> _Stated task_
From the line that holds "OCR this image." to the last line of the data, copy everything exactly; leave out all the rest.

━━━━━━━━

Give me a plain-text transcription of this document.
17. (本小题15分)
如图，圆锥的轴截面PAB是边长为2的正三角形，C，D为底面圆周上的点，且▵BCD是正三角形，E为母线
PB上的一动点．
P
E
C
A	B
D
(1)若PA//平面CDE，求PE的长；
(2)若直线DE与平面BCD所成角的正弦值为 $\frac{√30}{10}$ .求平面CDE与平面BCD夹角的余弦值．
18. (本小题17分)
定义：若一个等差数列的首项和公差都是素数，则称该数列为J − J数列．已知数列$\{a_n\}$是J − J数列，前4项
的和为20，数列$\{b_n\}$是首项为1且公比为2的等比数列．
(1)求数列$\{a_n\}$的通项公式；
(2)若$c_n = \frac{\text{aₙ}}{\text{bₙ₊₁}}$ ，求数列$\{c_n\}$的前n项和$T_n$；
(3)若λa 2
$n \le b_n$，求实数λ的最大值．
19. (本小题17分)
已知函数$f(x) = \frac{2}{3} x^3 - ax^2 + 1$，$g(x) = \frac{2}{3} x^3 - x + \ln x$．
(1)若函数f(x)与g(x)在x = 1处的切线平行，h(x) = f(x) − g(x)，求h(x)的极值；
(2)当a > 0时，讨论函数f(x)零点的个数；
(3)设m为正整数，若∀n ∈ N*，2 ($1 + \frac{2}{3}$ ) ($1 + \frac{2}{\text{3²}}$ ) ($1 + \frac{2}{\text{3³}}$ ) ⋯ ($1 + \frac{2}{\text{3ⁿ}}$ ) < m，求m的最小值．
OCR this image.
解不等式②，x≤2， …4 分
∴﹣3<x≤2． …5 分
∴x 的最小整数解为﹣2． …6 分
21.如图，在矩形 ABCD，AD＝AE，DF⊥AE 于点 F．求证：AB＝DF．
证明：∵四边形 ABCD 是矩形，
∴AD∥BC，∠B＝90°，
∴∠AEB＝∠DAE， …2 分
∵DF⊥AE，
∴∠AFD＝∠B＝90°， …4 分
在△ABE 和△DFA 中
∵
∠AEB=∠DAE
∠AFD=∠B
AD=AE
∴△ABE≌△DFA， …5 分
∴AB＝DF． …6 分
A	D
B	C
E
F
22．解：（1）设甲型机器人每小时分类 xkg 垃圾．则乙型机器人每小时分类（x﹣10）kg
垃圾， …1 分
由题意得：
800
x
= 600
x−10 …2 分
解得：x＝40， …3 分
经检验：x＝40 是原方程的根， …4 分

━━━━━━━━

> _Exercise output_
OCR this image.
解不等式②，x≤2， …4 分
∴﹣3<x≤2． …5 分
∴x 的最小整数解为﹣2． …6 分
21.如图，在矩形 ABCD，AD＝AE，DF⊥AE 于点 F．求证：AB＝DF．
证明：∵四边形 ABCD 是矩形，
∴AD∥BC，∠B＝90°，
∴∠AEB＝∠DAE， …2 分
∵DF⊥AE，
∴∠AFD＝∠B＝90°， …4 分
在△ABE 和△DFA 中
∵
∠AEB=∠DAE
∠AFD=∠B
AD=AE
∴△ABE≌△DFA， …5 分
∴AB＝DF． …6 分
A	D
B	C
E
F
22．解：（1）设甲型机器人每小时分类 xkg 垃圾．则乙型机器人每小时分类（x﹣10）kg
垃圾， …1 分
由题意得：
800
x
= 600
x−10 …2 分
解得：x＝40， …3 分
经检验：x＝40 是原方程的根， …4 分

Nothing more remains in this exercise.